WHAT IS REQUIRED: Copy every entry precisely.

Data entries for graphics
◇ ◇ ◇ ◇ ◇ ◇ ◇

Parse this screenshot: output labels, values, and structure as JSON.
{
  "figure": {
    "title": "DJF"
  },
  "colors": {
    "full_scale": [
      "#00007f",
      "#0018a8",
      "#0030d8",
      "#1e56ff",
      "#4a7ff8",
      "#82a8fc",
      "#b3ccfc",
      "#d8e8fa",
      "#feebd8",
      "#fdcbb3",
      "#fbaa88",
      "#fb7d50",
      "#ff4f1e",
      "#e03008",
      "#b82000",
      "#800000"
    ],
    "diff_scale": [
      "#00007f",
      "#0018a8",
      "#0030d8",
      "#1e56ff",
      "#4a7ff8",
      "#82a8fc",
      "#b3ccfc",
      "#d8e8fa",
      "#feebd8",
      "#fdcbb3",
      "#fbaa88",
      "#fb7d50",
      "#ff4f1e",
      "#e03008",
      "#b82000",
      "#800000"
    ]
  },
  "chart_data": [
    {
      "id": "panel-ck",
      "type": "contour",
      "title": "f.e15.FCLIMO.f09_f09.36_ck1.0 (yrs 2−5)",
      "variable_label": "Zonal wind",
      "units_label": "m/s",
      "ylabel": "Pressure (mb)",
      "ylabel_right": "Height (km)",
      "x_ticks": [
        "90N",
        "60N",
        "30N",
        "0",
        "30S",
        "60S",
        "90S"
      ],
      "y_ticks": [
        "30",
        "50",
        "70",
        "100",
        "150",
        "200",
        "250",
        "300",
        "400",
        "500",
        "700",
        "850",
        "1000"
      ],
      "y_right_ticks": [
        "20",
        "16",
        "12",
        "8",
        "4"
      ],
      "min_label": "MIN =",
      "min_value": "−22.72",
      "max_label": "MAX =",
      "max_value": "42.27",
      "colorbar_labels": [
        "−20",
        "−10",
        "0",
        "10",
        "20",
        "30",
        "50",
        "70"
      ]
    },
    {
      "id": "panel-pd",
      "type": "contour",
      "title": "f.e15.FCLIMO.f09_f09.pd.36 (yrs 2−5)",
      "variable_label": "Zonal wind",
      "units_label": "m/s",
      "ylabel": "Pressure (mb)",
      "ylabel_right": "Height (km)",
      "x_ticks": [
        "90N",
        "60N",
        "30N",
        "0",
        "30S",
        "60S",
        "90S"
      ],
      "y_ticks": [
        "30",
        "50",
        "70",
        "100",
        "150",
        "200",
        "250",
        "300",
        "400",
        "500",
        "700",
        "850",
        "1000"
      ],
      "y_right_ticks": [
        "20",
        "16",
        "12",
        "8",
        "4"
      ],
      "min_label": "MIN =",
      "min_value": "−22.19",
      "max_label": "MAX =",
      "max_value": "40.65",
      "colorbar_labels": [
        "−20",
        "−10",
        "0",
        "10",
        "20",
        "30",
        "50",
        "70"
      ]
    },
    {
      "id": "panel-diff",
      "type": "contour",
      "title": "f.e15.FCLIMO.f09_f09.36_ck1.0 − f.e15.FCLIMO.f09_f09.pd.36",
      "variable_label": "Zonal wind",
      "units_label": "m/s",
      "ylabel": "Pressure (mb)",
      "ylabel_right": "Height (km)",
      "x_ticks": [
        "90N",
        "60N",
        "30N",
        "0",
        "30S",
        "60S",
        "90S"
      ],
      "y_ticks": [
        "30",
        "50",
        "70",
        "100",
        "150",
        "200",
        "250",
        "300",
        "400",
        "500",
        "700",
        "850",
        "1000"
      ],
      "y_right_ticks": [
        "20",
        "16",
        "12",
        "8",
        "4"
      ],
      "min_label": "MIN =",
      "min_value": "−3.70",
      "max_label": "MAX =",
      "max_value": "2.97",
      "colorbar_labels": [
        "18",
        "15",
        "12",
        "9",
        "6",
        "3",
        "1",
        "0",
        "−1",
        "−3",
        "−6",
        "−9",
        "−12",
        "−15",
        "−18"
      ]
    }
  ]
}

◇ ◇ ◇ ◇ ◇ ◇ ◇

COMPLETED TASK:
Parse this screenshot: output labels, values, and structure as JSON.
{
  "figure": {
    "title": "DJF"
  },
  "colors": {
    "full_scale": [
      "#00007f",
      "#0018a8",
      "#0030d8",
      "#1e56ff",
      "#4a7ff8",
      "#82a8fc",
      "#b3ccfc",
      "#d8e8fa",
      "#feebd8",
      "#fdcbb3",
      "#fbaa88",
      "#fb7d50",
      "#ff4f1e",
      "#e03008",
      "#b82000",
      "#800000"
    ],
    "diff_scale": [
      "#00007f",
      "#0018a8",
      "#0030d8",
      "#1e56ff",
      "#4a7ff8",
      "#82a8fc",
      "#b3ccfc",
      "#d8e8fa",
      "#feebd8",
      "#fdcbb3",
      "#fbaa88",
      "#fb7d50",
      "#ff4f1e",
      "#e03008",
      "#b82000",
      "#800000"
    ]
  },
  "chart_data": [
    {
      "id": "panel-ck",
      "type": "contour",
      "title": "f.e15.FCLIMO.f09_f09.36_ck1.0 (yrs 2−5)",
      "variable_label": "Zonal wind",
      "units_label": "m/s",
      "ylabel": "Pressure (mb)",
      "ylabel_right": "Height (km)",
      "x_ticks": [
        "90N",
        "60N",
        "30N",
        "0",
        "30S",
        "60S",
        "90S"
      ],
      "y_ticks": [
        "30",
        "50",
        "70",
        "100",
        "150",
        "200",
        "250",
        "300",
        "400",
        "500",
        "700",
        "850",
        "1000"
      ],
      "y_right_ticks": [
        "20",
        "16",
        "12",
        "8",
        "4"
      ],
      "min_label": "MIN =",
      "min_value": "−22.72",
      "max_label": "MAX =",
      "max_value": "42.27",
      "colorbar_labels": [
        "−20",
        "−10",
        "0",
        "10",
        "20",
        "30",
        "50",
        "70"
      ]
    },
    {
      "id": "panel-pd",
      "type": "contour",
      "title": "f.e15.FCLIMO.f09_f09.pd.36 (yrs 2−5)",
      "variable_label": "Zonal wind",
      "units_label": "m/s",
      "ylabel": "Pressure (mb)",
      "ylabel_right": "Height (km)",
      "x_ticks": [
        "90N",
        "60N",
        "30N",
        "0",
        "30S",
        "60S",
        "90S"
      ],
      "y_ticks": [
        "30",
        "50",
        "70",
        "100",
        "150",
        "200",
        "250",
        "300",
        "400",
        "500",
        "700",
        "850",
        "1000"
      ],
      "y_right_ticks": [
        "20",
        "16",
        "12",
        "8",
        "4"
      ],
      "min_label": "MIN =",
      "min_value": "−22.19",
      "max_label": "MAX =",
      "max_value": "40.65",
      "colorbar_labels": [
        "−20",
        "−10",
        "0",
        "10",
        "20",
        "30",
        "50",
        "70"
      ]
    },
    {
      "id": "panel-diff",
      "type": "contour",
      "title": "f.e15.FCLIMO.f09_f09.36_ck1.0 − f.e15.FCLIMO.f09_f09.pd.36",
      "variable_label": "Zonal wind",
      "units_label": "m/s",
      "ylabel": "Pressure (mb)",
      "ylabel_right": "Height (km)",
      "x_ticks": [
        "90N",
        "60N",
        "30N",
        "0",
        "30S",
        "60S",
        "90S"
      ],
      "y_ticks": [
        "30",
        "50",
        "70",
        "100",
        "150",
        "200",
        "250",
        "300",
        "400",
        "500",
        "700",
        "850",
        "1000"
      ],
      "y_right_ticks": [
        "20",
        "16",
        "12",
        "8",
        "4"
      ],
      "min_label": "MIN =",
      "min_value": "−3.70",
      "max_label": "MAX =",
      "max_value": "2.97",
      "colorbar_labels": [
        "18",
        "15",
        "12",
        "9",
        "6",
        "3",
        "1",
        "0",
        "−1",
        "−3",
        "−6",
        "−9",
        "−12",
        "−15",
        "−18"
      ]
    }
  ]
}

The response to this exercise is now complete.